**** INFORMATION SHOWN

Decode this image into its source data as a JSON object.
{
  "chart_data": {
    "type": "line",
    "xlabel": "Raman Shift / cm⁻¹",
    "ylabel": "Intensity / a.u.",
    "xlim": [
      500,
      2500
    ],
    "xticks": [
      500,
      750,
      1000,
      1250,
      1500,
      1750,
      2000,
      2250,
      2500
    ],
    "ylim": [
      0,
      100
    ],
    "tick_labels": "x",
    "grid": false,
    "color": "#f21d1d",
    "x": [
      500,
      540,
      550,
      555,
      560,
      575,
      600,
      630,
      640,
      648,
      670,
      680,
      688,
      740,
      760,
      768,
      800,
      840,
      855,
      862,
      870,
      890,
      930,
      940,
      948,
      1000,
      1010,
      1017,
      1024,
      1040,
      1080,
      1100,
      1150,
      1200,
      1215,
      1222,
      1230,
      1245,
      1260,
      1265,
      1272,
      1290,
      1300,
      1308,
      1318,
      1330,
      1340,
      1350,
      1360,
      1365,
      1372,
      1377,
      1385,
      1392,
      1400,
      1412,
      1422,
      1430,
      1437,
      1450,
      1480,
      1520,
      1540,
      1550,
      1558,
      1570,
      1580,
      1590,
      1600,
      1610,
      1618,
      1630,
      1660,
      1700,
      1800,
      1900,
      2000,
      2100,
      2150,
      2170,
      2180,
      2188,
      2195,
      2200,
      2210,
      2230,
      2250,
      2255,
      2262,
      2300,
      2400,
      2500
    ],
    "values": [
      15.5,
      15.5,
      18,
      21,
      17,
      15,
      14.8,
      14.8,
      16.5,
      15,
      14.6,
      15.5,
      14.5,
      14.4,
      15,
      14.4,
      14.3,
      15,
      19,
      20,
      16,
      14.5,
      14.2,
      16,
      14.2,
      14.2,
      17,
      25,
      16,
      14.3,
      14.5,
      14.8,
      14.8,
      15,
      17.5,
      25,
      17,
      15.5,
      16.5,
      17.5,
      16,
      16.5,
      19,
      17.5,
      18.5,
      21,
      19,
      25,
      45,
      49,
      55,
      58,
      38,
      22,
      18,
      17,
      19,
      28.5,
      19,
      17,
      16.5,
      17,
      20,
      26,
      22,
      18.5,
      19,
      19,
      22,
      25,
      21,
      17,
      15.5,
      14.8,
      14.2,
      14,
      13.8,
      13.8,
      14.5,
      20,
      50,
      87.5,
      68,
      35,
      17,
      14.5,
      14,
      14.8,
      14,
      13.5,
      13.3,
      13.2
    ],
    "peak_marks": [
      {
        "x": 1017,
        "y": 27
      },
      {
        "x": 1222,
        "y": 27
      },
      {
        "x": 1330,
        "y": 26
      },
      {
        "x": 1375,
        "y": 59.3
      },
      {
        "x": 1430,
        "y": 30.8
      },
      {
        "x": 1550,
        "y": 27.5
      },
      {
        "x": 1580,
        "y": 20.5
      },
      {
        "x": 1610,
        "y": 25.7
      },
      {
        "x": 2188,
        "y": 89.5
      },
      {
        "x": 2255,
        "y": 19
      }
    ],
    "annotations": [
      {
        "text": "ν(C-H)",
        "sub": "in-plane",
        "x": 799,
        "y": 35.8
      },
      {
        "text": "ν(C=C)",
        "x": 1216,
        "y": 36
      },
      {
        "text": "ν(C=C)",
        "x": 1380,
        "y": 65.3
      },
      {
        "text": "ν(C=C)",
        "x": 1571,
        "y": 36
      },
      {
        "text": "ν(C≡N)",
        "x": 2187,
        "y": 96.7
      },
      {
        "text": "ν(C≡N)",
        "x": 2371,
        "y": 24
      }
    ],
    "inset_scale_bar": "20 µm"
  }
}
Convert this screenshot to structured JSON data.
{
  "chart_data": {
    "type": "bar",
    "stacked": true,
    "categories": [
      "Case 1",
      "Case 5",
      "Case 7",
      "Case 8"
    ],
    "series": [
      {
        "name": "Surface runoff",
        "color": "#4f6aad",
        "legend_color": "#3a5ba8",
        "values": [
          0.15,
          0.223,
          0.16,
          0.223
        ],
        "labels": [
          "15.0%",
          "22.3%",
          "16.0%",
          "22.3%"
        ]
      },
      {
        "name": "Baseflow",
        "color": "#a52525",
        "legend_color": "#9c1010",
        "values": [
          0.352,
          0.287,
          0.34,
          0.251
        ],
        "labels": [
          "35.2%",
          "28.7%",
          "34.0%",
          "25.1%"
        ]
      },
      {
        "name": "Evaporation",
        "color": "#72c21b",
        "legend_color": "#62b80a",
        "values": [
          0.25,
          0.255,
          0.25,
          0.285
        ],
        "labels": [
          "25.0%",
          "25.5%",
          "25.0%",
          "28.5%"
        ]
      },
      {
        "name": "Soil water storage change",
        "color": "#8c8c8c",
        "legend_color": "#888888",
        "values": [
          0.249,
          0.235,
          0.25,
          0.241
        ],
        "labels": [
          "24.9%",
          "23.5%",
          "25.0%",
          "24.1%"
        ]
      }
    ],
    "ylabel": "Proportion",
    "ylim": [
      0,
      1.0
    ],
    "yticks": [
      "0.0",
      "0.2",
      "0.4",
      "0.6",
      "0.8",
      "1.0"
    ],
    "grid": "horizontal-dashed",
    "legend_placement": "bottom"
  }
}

********

[EXERCISE] Find the word "this" and list each line it appears in.

[EXERCISE RESULT]
Decode this image into its source data as a JSON object.
Convert this screenshot to structured JSON data.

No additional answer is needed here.